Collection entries
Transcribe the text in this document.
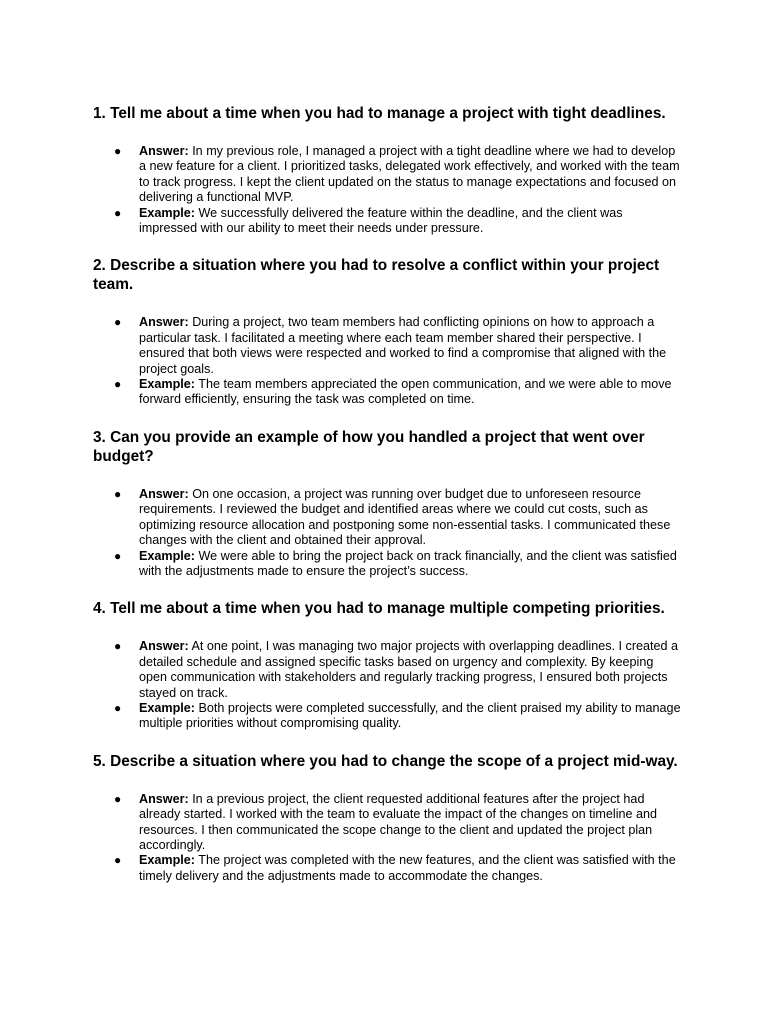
1. Tell me about a time when you had to manage a project with tight deadlines.
● Answer: In my previous role, I managed a project with a tight deadline where we had to develop a new feature for a client. I prioritized tasks, delegated work effectively, and worked with the team to track progress. I kept the client updated on the status to manage expectations and focused on delivering a functional MVP.
● Example: We successfully delivered the feature within the deadline, and the client was impressed with our ability to meet their needs under pressure.
2. Describe a situation where you had to resolve a conflict within your project team.
● Answer: During a project, two team members had conflicting opinions on how to approach a particular task. I facilitated a meeting where each team member shared their perspective. I ensured that both views were respected and worked to find a compromise that aligned with the project goals.
● Example: The team members appreciated the open communication, and we were able to move forward efficiently, ensuring the task was completed on time.
3. Can you provide an example of how you handled a project that went over budget?
● Answer: On one occasion, a project was running over budget due to unforeseen resource requirements. I reviewed the budget and identified areas where we could cut costs, such as optimizing resource allocation and postponing some non-essential tasks. I communicated these changes with the client and obtained their approval.
● Example: We were able to bring the project back on track financially, and the client was satisfied with the adjustments made to ensure the project’s success.
4. Tell me about a time when you had to manage multiple competing priorities.
● Answer: At one point, I was managing two major projects with overlapping deadlines. I created a detailed schedule and assigned specific tasks based on urgency and complexity. By keeping open communication with stakeholders and regularly tracking progress, I ensured both projects stayed on track.
● Example: Both projects were completed successfully, and the client praised my ability to manage multiple priorities without compromising quality.
5. Describe a situation where you had to change the scope of a project mid-way.
● Answer: In a previous project, the client requested additional features after the project had already started. I worked with the team to evaluate the impact of the changes on timeline and resources. I then communicated the scope change to the client and updated the project plan accordingly.
● Example: The project was completed with the new features, and the client was satisfied with the timely delivery and the adjustments made to accommodate the changes.
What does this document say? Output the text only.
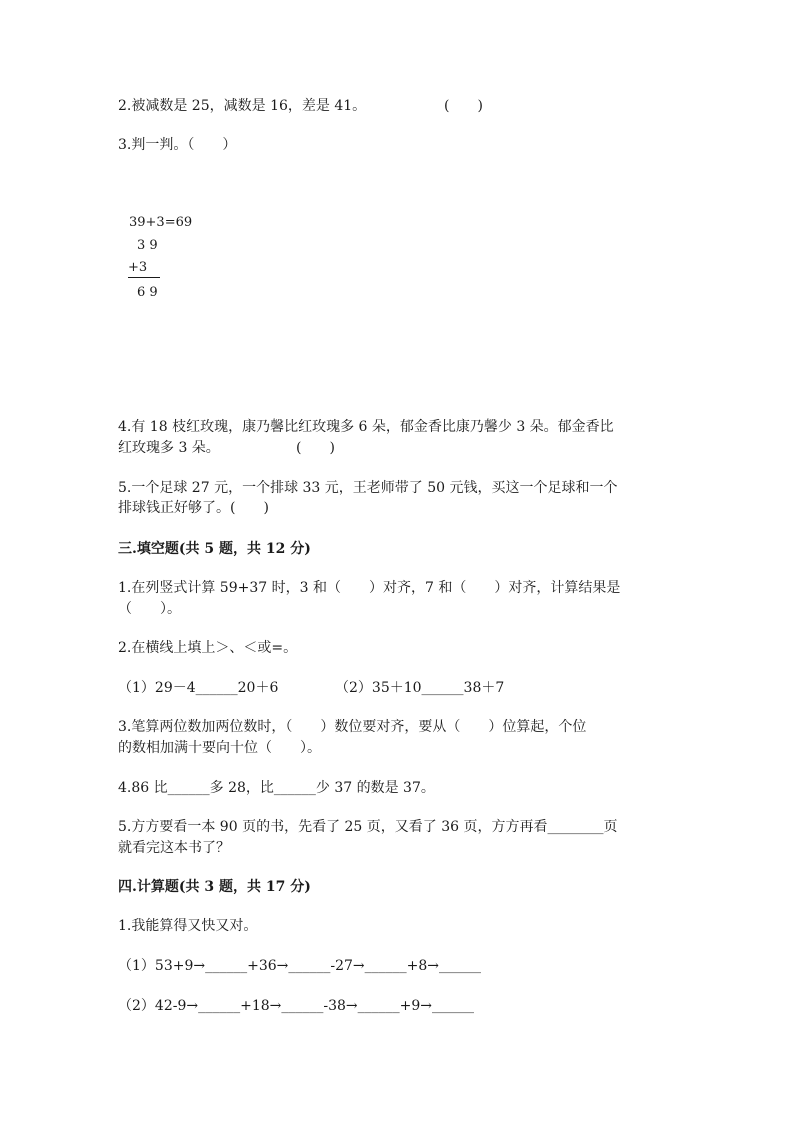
2.被减数是 25，减数是 16，差是 41。	(　　)
3.判一判。（　　）
39+3=69
3 9
+3
6 9
4.有 18 枝红玫瑰，康乃馨比红玫瑰多 6 朵，郁金香比康乃馨少 3 朵。郁金香比
红玫瑰多 3 朵。	(　　)
5.一个足球 27 元，一个排球 33 元，王老师带了 50 元钱，买这一个足球和一个
排球钱正好够了。(　　)
三.填空题(共 5 题，共 12 分)
1.在列竖式计算 59+37 时，3 和（　　）对齐，7 和（　　）对齐，计算结果是
（　　）。
2.在横线上填上＞、＜或=。
（1）29－4______20＋6	（2）35＋10______38＋7
3.笔算两位数加两位数时，（　　）数位要对齐，要从（　　）位算起，个位
的数相加满十要向十位（　　）。
4.86 比______多 28，比______少 37 的数是 37。
5.方方要看一本 90 页的书，先看了 25 页，又看了 36 页，方方再看________页
就看完这本书了？
四.计算题(共 3 题，共 17 分)
1.我能算得又快又对。
（1）53+9→______+36→______-27→______+8→______
（2）42-9→______+18→______-38→______+9→______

Requirement
Show all lines from the listing above in which "situation" appears.

Answer to this exercise
2. Describe a situation where you had to resolve a conflict within your project team.
5. Describe a situation where you had to change the scope of a project mid-way.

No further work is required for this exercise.